Your task: What follows is a set of records, each of which is to be written out exactly.

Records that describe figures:
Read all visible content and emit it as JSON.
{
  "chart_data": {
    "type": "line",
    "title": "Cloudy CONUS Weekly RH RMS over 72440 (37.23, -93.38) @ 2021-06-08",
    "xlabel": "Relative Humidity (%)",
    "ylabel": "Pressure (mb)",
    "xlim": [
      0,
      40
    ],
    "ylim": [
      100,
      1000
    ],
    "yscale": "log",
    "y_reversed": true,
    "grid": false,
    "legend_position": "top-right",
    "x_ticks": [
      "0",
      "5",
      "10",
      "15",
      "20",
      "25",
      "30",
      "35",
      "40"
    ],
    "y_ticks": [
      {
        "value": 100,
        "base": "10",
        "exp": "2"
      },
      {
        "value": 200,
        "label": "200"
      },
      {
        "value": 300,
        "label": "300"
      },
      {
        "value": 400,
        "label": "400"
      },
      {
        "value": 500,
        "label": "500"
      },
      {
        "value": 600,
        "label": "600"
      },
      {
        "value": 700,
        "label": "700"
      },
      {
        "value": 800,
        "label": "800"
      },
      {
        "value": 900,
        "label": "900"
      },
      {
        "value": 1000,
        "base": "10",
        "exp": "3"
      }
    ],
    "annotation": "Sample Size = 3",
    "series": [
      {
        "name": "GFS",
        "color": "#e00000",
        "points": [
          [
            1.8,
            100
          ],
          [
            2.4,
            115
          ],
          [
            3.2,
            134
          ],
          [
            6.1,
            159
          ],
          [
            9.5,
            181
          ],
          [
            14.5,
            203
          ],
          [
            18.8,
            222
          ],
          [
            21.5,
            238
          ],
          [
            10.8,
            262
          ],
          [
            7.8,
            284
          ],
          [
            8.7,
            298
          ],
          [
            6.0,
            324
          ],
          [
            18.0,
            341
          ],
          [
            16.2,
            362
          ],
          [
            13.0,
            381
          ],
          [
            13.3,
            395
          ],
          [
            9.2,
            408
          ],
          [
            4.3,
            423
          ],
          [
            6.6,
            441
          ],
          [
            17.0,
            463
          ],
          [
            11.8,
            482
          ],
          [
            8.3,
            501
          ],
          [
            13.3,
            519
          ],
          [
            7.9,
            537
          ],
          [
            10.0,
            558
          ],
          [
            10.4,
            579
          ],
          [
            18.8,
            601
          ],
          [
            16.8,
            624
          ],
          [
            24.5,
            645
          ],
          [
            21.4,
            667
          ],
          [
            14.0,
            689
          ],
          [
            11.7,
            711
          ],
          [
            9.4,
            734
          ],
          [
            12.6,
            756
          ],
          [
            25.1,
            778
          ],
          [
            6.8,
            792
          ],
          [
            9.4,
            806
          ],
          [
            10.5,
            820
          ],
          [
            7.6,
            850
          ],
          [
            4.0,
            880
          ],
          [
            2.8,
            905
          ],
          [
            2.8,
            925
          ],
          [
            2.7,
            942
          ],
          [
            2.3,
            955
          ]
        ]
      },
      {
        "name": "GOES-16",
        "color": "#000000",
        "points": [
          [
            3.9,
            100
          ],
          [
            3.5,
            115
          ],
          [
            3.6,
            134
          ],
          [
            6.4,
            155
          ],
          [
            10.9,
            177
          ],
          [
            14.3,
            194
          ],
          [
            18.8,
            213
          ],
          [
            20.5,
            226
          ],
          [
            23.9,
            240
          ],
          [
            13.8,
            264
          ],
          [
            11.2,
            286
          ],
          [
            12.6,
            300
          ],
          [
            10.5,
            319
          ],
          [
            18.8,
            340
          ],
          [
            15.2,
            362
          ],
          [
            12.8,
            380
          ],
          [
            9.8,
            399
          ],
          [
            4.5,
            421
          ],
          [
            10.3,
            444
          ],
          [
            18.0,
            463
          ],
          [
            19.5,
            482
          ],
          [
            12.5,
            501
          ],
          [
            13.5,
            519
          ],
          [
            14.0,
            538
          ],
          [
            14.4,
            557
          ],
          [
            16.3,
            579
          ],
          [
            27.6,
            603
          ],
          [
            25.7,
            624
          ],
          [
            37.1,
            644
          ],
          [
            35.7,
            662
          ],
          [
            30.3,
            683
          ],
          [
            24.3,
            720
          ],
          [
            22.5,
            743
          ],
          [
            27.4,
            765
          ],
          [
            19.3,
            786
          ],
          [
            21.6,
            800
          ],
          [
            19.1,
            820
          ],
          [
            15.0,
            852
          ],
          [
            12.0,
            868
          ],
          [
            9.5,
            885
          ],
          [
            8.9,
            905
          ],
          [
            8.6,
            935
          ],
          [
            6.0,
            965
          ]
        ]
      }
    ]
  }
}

The reply:
Read all visible content and emit it as JSON.
{
  "chart_data": {
    "type": "line",
    "title": "Cloudy CONUS Weekly RH RMS over 72440 (37.23, -93.38) @ 2021-06-08",
    "xlabel": "Relative Humidity (%)",
    "ylabel": "Pressure (mb)",
    "xlim": [
      0,
      40
    ],
    "ylim": [
      100,
      1000
    ],
    "yscale": "log",
    "y_reversed": true,
    "grid": false,
    "legend_position": "top-right",
    "x_ticks": [
      "0",
      "5",
      "10",
      "15",
      "20",
      "25",
      "30",
      "35",
      "40"
    ],
    "y_ticks": [
      {
        "value": 100,
        "base": "10",
        "exp": "2"
      },
      {
        "value": 200,
        "label": "200"
      },
      {
        "value": 300,
        "label": "300"
      },
      {
        "value": 400,
        "label": "400"
      },
      {
        "value": 500,
        "label": "500"
      },
      {
        "value": 600,
        "label": "600"
      },
      {
        "value": 700,
        "label": "700"
      },
      {
        "value": 800,
        "label": "800"
      },
      {
        "value": 900,
        "label": "900"
      },
      {
        "value": 1000,
        "base": "10",
        "exp": "3"
      }
    ],
    "annotation": "Sample Size = 3",
    "series": [
      {
        "name": "GFS",
        "color": "#e00000",
        "points": [
          [
            1.8,
            100
          ],
          [
            2.4,
            115
          ],
          [
            3.2,
            134
          ],
          [
            6.1,
            159
          ],
          [
            9.5,
            181
          ],
          [
            14.5,
            203
          ],
          [
            18.8,
            222
          ],
          [
            21.5,
            238
          ],
          [
            10.8,
            262
          ],
          [
            7.8,
            284
          ],
          [
            8.7,
            298
          ],
          [
            6.0,
            324
          ],
          [
            18.0,
            341
          ],
          [
            16.2,
            362
          ],
          [
            13.0,
            381
          ],
          [
            13.3,
            395
          ],
          [
            9.2,
            408
          ],
          [
            4.3,
            423
          ],
          [
            6.6,
            441
          ],
          [
            17.0,
            463
          ],
          [
            11.8,
            482
          ],
          [
            8.3,
            501
          ],
          [
            13.3,
            519
          ],
          [
            7.9,
            537
          ],
          [
            10.0,
            558
          ],
          [
            10.4,
            579
          ],
          [
            18.8,
            601
          ],
          [
            16.8,
            624
          ],
          [
            24.5,
            645
          ],
          [
            21.4,
            667
          ],
          [
            14.0,
            689
          ],
          [
            11.7,
            711
          ],
          [
            9.4,
            734
          ],
          [
            12.6,
            756
          ],
          [
            25.1,
            778
          ],
          [
            6.8,
            792
          ],
          [
            9.4,
            806
          ],
          [
            10.5,
            820
          ],
          [
            7.6,
            850
          ],
          [
            4.0,
            880
          ],
          [
            2.8,
            905
          ],
          [
            2.8,
            925
          ],
          [
            2.7,
            942
          ],
          [
            2.3,
            955
          ]
        ]
      },
      {
        "name": "GOES-16",
        "color": "#000000",
        "points": [
          [
            3.9,
            100
          ],
          [
            3.5,
            115
          ],
          [
            3.6,
            134
          ],
          [
            6.4,
            155
          ],
          [
            10.9,
            177
          ],
          [
            14.3,
            194
          ],
          [
            18.8,
            213
          ],
          [
            20.5,
            226
          ],
          [
            23.9,
            240
          ],
          [
            13.8,
            264
          ],
          [
            11.2,
            286
          ],
          [
            12.6,
            300
          ],
          [
            10.5,
            319
          ],
          [
            18.8,
            340
          ],
          [
            15.2,
            362
          ],
          [
            12.8,
            380
          ],
          [
            9.8,
            399
          ],
          [
            4.5,
            421
          ],
          [
            10.3,
            444
          ],
          [
            18.0,
            463
          ],
          [
            19.5,
            482
          ],
          [
            12.5,
            501
          ],
          [
            13.5,
            519
          ],
          [
            14.0,
            538
          ],
          [
            14.4,
            557
          ],
          [
            16.3,
            579
          ],
          [
            27.6,
            603
          ],
          [
            25.7,
            624
          ],
          [
            37.1,
            644
          ],
          [
            35.7,
            662
          ],
          [
            30.3,
            683
          ],
          [
            24.3,
            720
          ],
          [
            22.5,
            743
          ],
          [
            27.4,
            765
          ],
          [
            19.3,
            786
          ],
          [
            21.6,
            800
          ],
          [
            19.1,
            820
          ],
          [
            15.0,
            852
          ],
          [
            12.0,
            868
          ],
          [
            9.5,
            885
          ],
          [
            8.9,
            905
          ],
          [
            8.6,
            935
          ],
          [
            6.0,
            965
          ]
        ]
      }
    ]
  }
}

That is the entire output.